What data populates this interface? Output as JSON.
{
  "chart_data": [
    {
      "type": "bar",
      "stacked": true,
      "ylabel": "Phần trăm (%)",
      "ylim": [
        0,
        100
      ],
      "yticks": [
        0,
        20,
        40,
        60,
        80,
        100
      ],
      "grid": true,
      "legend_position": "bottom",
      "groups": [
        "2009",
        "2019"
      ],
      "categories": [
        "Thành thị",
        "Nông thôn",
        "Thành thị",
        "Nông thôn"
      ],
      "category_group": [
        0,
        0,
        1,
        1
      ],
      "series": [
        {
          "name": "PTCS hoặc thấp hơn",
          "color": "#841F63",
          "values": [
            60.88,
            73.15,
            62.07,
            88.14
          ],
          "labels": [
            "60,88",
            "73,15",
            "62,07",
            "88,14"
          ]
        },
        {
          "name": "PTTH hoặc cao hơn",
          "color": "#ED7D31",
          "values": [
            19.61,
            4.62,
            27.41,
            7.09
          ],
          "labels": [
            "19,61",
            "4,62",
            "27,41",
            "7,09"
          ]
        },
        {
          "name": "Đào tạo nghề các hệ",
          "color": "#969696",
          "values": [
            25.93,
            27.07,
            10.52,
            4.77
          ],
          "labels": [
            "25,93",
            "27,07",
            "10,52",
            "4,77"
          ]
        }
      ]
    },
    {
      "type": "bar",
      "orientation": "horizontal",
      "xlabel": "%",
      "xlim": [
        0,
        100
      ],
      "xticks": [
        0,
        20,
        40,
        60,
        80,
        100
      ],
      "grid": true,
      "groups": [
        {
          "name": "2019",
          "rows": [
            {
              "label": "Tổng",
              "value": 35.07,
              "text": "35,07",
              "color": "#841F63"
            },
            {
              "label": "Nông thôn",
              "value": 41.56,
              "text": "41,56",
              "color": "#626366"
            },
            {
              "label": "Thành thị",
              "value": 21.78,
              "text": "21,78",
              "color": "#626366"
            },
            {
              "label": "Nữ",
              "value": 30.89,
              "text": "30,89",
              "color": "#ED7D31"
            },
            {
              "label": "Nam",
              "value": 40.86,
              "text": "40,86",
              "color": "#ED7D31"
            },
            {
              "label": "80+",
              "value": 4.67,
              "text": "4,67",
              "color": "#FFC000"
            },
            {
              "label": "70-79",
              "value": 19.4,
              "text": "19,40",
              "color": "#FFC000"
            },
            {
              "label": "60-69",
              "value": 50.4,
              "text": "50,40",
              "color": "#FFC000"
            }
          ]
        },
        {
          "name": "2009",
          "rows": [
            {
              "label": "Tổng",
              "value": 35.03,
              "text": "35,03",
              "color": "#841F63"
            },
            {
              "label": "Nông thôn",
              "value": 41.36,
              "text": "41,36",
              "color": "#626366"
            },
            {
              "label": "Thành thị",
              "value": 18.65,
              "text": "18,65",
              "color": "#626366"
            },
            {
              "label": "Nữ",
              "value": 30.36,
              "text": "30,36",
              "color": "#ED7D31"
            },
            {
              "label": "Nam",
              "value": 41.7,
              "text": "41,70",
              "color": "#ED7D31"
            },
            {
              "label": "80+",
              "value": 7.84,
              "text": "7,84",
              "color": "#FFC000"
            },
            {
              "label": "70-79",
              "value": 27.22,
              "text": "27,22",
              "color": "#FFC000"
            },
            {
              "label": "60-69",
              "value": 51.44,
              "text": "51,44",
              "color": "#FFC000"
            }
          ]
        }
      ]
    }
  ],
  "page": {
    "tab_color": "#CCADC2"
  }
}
========
Problem to solve: Please repeat the listing exactly, with nothing left out.

Completed exercise:
What data populates this interface? Output as JSON.
{
  "chart_data": [
    {
      "type": "bar",
      "stacked": true,
      "ylabel": "Phần trăm (%)",
      "ylim": [
        0,
        100
      ],
      "yticks": [
        0,
        20,
        40,
        60,
        80,
        100
      ],
      "grid": true,
      "legend_position": "bottom",
      "groups": [
        "2009",
        "2019"
      ],
      "categories": [
        "Thành thị",
        "Nông thôn",
        "Thành thị",
        "Nông thôn"
      ],
      "category_group": [
        0,
        0,
        1,
        1
      ],
      "series": [
        {
          "name": "PTCS hoặc thấp hơn",
          "color": "#841F63",
          "values": [
            60.88,
            73.15,
            62.07,
            88.14
          ],
          "labels": [
            "60,88",
            "73,15",
            "62,07",
            "88,14"
          ]
        },
        {
          "name": "PTTH hoặc cao hơn",
          "color": "#ED7D31",
          "values": [
            19.61,
            4.62,
            27.41,
            7.09
          ],
          "labels": [
            "19,61",
            "4,62",
            "27,41",
            "7,09"
          ]
        },
        {
          "name": "Đào tạo nghề các hệ",
          "color": "#969696",
          "values": [
            25.93,
            27.07,
            10.52,
            4.77
          ],
          "labels": [
            "25,93",
            "27,07",
            "10,52",
            "4,77"
          ]
        }
      ]
    },
    {
      "type": "bar",
      "orientation": "horizontal",
      "xlabel": "%",
      "xlim": [
        0,
        100
      ],
      "xticks": [
        0,
        20,
        40,
        60,
        80,
        100
      ],
      "grid": true,
      "groups": [
        {
          "name": "2019",
          "rows": [
            {
              "label": "Tổng",
              "value": 35.07,
              "text": "35,07",
              "color": "#841F63"
            },
            {
              "label": "Nông thôn",
              "value": 41.56,
              "text": "41,56",
              "color": "#626366"
            },
            {
              "label": "Thành thị",
              "value": 21.78,
              "text": "21,78",
              "color": "#626366"
            },
            {
              "label": "Nữ",
              "value": 30.89,
              "text": "30,89",
              "color": "#ED7D31"
            },
            {
              "label": "Nam",
              "value": 40.86,
              "text": "40,86",
              "color": "#ED7D31"
            },
            {
              "label": "80+",
              "value": 4.67,
              "text": "4,67",
              "color": "#FFC000"
            },
            {
              "label": "70-79",
              "value": 19.4,
              "text": "19,40",
              "color": "#FFC000"
            },
            {
              "label": "60-69",
              "value": 50.4,
              "text": "50,40",
              "color": "#FFC000"
            }
          ]
        },
        {
          "name": "2009",
          "rows": [
            {
              "label": "Tổng",
              "value": 35.03,
              "text": "35,03",
              "color": "#841F63"
            },
            {
              "label": "Nông thôn",
              "value": 41.36,
              "text": "41,36",
              "color": "#626366"
            },
            {
              "label": "Thành thị",
              "value": 18.65,
              "text": "18,65",
              "color": "#626366"
            },
            {
              "label": "Nữ",
              "value": 30.36,
              "text": "30,36",
              "color": "#ED7D31"
            },
            {
              "label": "Nam",
              "value": 41.7,
              "text": "41,70",
              "color": "#ED7D31"
            },
            {
              "label": "80+",
              "value": 7.84,
              "text": "7,84",
              "color": "#FFC000"
            },
            {
              "label": "70-79",
              "value": 27.22,
              "text": "27,22",
              "color": "#FFC000"
            },
            {
              "label": "60-69",
              "value": 51.44,
              "text": "51,44",
              "color": "#FFC000"
            }
          ]
        }
      ]
    }
  ],
  "page": {
    "tab_color": "#CCADC2"
  }
}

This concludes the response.